#### Given request
Quote every line below exactly and skip any picture.

(Stored items)
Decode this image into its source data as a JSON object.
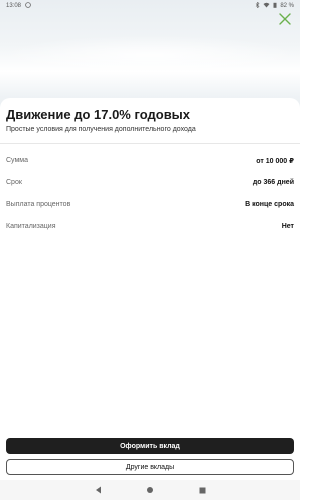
{
  "status_bar": {
    "time": "13:08",
    "battery": "82 %"
  },
  "offer": {
    "title": "Движение до 17.0% годовых",
    "subtitle": "Простые условия для получения дополнительного дохода"
  },
  "details": [
    {
      "label": "Сумма",
      "value": "от 10 000 ₽"
    },
    {
      "label": "Срок",
      "value": "до 366 дней"
    },
    {
      "label": "Выплата процентов",
      "value": "В конце срока"
    },
    {
      "label": "Капитализация",
      "value": "Нет"
    }
  ],
  "buttons": {
    "primary": "Оформить вклад",
    "secondary": "Другие вклады"
  },
  "colors": {
    "accent_close": "#6ab04c",
    "primary_button": "#1f1f1f"
  },
  "icons": {
    "close": "close-icon",
    "back": "back-icon",
    "home": "home-icon",
    "recents": "recents-icon"
  }
}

#### Response to the exercise
Decode this image into its source data as a JSON object.
{
  "status_bar": {
    "time": "13:08",
    "battery": "82 %"
  },
  "offer": {
    "title": "Движение до 17.0% годовых",
    "subtitle": "Простые условия для получения дополнительного дохода"
  },
  "details": [
    {
      "label": "Сумма",
      "value": "от 10 000 ₽"
    },
    {
      "label": "Срок",
      "value": "до 366 дней"
    },
    {
      "label": "Выплата процентов",
      "value": "В конце срока"
    },
    {
      "label": "Капитализация",
      "value": "Нет"
    }
  ],
  "buttons": {
    "primary": "Оформить вклад",
    "secondary": "Другие вклады"
  },
  "colors": {
    "accent_close": "#6ab04c",
    "primary_button": "#1f1f1f"
  },
  "icons": {
    "close": "close-icon",
    "back": "back-icon",
    "home": "home-icon",
    "recents": "recents-icon"
  }
}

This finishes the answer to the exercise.